#### [TASK GOAL]
Work through the records below and tally every line containing "trước". Reply with the total alone.

Extracted records:

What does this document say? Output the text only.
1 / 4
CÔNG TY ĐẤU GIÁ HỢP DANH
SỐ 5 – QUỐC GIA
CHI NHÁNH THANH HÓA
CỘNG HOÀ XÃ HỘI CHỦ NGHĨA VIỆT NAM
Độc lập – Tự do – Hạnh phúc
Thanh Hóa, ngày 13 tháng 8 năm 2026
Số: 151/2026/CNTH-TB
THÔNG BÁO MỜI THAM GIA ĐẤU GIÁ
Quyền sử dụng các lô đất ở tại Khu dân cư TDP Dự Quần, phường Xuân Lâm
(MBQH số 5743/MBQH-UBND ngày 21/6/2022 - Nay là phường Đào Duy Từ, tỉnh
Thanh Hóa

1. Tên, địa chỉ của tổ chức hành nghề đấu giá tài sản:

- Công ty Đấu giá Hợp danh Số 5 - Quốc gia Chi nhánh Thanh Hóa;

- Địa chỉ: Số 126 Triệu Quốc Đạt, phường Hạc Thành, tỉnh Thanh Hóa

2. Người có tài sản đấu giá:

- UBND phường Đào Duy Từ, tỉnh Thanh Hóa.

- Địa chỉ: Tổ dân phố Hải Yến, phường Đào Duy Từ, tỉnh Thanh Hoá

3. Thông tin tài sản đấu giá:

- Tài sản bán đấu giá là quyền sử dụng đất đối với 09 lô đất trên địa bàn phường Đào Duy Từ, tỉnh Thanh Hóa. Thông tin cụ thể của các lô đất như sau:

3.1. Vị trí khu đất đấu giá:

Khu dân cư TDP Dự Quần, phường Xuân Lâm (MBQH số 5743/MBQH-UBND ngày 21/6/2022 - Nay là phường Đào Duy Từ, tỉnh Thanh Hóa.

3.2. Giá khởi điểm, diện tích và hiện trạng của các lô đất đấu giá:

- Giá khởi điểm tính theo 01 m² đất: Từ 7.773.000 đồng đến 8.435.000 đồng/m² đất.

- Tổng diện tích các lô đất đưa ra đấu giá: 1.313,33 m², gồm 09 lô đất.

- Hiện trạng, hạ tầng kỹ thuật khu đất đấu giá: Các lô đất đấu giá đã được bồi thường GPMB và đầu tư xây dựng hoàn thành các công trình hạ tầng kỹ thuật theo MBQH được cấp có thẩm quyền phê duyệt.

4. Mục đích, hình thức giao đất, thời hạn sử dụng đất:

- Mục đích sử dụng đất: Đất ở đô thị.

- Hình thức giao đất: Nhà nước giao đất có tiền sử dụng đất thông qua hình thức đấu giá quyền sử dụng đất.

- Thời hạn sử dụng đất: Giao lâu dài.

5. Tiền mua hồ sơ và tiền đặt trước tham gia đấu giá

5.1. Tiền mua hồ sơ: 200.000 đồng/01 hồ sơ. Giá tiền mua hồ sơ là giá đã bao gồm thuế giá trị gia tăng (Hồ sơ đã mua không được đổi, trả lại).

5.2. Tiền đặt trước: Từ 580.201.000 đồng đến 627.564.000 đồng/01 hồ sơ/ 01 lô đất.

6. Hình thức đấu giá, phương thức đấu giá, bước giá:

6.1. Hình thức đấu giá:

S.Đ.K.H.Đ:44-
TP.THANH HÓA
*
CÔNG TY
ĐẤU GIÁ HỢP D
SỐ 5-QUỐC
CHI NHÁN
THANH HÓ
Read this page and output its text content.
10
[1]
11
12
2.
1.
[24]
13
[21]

#### [THE RESPONSE]
2